Every record that follows should be printed verbatim.

Recorded data:
+++

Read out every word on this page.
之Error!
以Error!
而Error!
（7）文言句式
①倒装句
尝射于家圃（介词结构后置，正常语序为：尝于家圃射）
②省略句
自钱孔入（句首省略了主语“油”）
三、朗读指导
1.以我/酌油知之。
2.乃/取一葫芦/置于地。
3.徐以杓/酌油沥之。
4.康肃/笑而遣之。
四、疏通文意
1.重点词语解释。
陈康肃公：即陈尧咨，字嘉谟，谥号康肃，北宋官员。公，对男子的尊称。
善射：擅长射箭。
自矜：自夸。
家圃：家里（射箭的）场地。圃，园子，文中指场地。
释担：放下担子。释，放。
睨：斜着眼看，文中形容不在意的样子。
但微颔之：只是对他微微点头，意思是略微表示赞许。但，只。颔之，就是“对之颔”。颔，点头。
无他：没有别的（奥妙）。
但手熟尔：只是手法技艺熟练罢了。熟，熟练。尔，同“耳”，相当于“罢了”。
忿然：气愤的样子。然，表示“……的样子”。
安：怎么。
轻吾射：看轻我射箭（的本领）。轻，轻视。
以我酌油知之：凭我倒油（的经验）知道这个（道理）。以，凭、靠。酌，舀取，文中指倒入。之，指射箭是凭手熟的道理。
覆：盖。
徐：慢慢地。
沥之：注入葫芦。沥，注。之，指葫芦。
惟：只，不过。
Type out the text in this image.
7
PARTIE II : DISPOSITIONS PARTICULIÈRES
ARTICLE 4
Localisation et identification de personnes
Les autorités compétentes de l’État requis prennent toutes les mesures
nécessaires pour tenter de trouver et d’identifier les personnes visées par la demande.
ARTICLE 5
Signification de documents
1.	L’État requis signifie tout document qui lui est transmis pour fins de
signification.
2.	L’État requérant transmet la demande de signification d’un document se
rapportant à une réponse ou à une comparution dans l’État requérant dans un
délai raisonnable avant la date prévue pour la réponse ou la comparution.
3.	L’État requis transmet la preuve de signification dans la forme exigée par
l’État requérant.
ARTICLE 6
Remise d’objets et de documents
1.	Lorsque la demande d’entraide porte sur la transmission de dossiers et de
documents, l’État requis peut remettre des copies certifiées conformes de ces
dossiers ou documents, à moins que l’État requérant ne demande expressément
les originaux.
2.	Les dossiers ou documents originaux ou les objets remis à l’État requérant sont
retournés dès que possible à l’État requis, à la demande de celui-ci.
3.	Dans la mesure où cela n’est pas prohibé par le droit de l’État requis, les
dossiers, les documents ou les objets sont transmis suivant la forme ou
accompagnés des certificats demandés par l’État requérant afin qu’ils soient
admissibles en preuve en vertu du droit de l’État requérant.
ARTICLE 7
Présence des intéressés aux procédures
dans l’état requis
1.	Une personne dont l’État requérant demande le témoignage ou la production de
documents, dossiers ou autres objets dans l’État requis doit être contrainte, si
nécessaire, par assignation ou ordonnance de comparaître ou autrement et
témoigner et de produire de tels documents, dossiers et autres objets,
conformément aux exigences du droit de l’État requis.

+++

RESULT OF THIS EXERCISE:
Read out every word on this page.
之Error!
以Error!
而Error!
（7）文言句式
①倒装句
尝射于家圃（介词结构后置，正常语序为：尝于家圃射）
②省略句
自钱孔入（句首省略了主语“油”）
三、朗读指导
1.以我/酌油知之。
2.乃/取一葫芦/置于地。
3.徐以杓/酌油沥之。
4.康肃/笑而遣之。
四、疏通文意
1.重点词语解释。
陈康肃公：即陈尧咨，字嘉谟，谥号康肃，北宋官员。公，对男子的尊称。
善射：擅长射箭。
自矜：自夸。
家圃：家里（射箭的）场地。圃，园子，文中指场地。
释担：放下担子。释，放。
睨：斜着眼看，文中形容不在意的样子。
但微颔之：只是对他微微点头，意思是略微表示赞许。但，只。颔之，就是“对之颔”。颔，点头。
无他：没有别的（奥妙）。
但手熟尔：只是手法技艺熟练罢了。熟，熟练。尔，同“耳”，相当于“罢了”。
忿然：气愤的样子。然，表示“……的样子”。
安：怎么。
轻吾射：看轻我射箭（的本领）。轻，轻视。
以我酌油知之：凭我倒油（的经验）知道这个（道理）。以，凭、靠。酌，舀取，文中指倒入。之，指射箭是凭手熟的道理。
覆：盖。
徐：慢慢地。
沥之：注入葫芦。沥，注。之，指葫芦。
惟：只，不过。
Type out the text in this image.
7
PARTIE II : DISPOSITIONS PARTICULIÈRES
ARTICLE 4
Localisation et identification de personnes
Les autorités compétentes de l’État requis prennent toutes les mesures
nécessaires pour tenter de trouver et d’identifier les personnes visées par la demande.
ARTICLE 5
Signification de documents
1.	L’État requis signifie tout document qui lui est transmis pour fins de
signification.
2.	L’État requérant transmet la demande de signification d’un document se
rapportant à une réponse ou à une comparution dans l’État requérant dans un
délai raisonnable avant la date prévue pour la réponse ou la comparution.
3.	L’État requis transmet la preuve de signification dans la forme exigée par
l’État requérant.
ARTICLE 6
Remise d’objets et de documents
1.	Lorsque la demande d’entraide porte sur la transmission de dossiers et de
documents, l’État requis peut remettre des copies certifiées conformes de ces
dossiers ou documents, à moins que l’État requérant ne demande expressément
les originaux.
2.	Les dossiers ou documents originaux ou les objets remis à l’État requérant sont
retournés dès que possible à l’État requis, à la demande de celui-ci.
3.	Dans la mesure où cela n’est pas prohibé par le droit de l’État requis, les
dossiers, les documents ou les objets sont transmis suivant la forme ou
accompagnés des certificats demandés par l’État requérant afin qu’ils soient
admissibles en preuve en vertu du droit de l’État requérant.
ARTICLE 7
Présence des intéressés aux procédures
dans l’état requis
1.	Une personne dont l’État requérant demande le témoignage ou la production de
documents, dossiers ou autres objets dans l’État requis doit être contrainte, si
nécessaire, par assignation ou ordonnance de comparaître ou autrement et
témoigner et de produire de tels documents, dossiers et autres objets,
conformément aux exigences du droit de l’État requis.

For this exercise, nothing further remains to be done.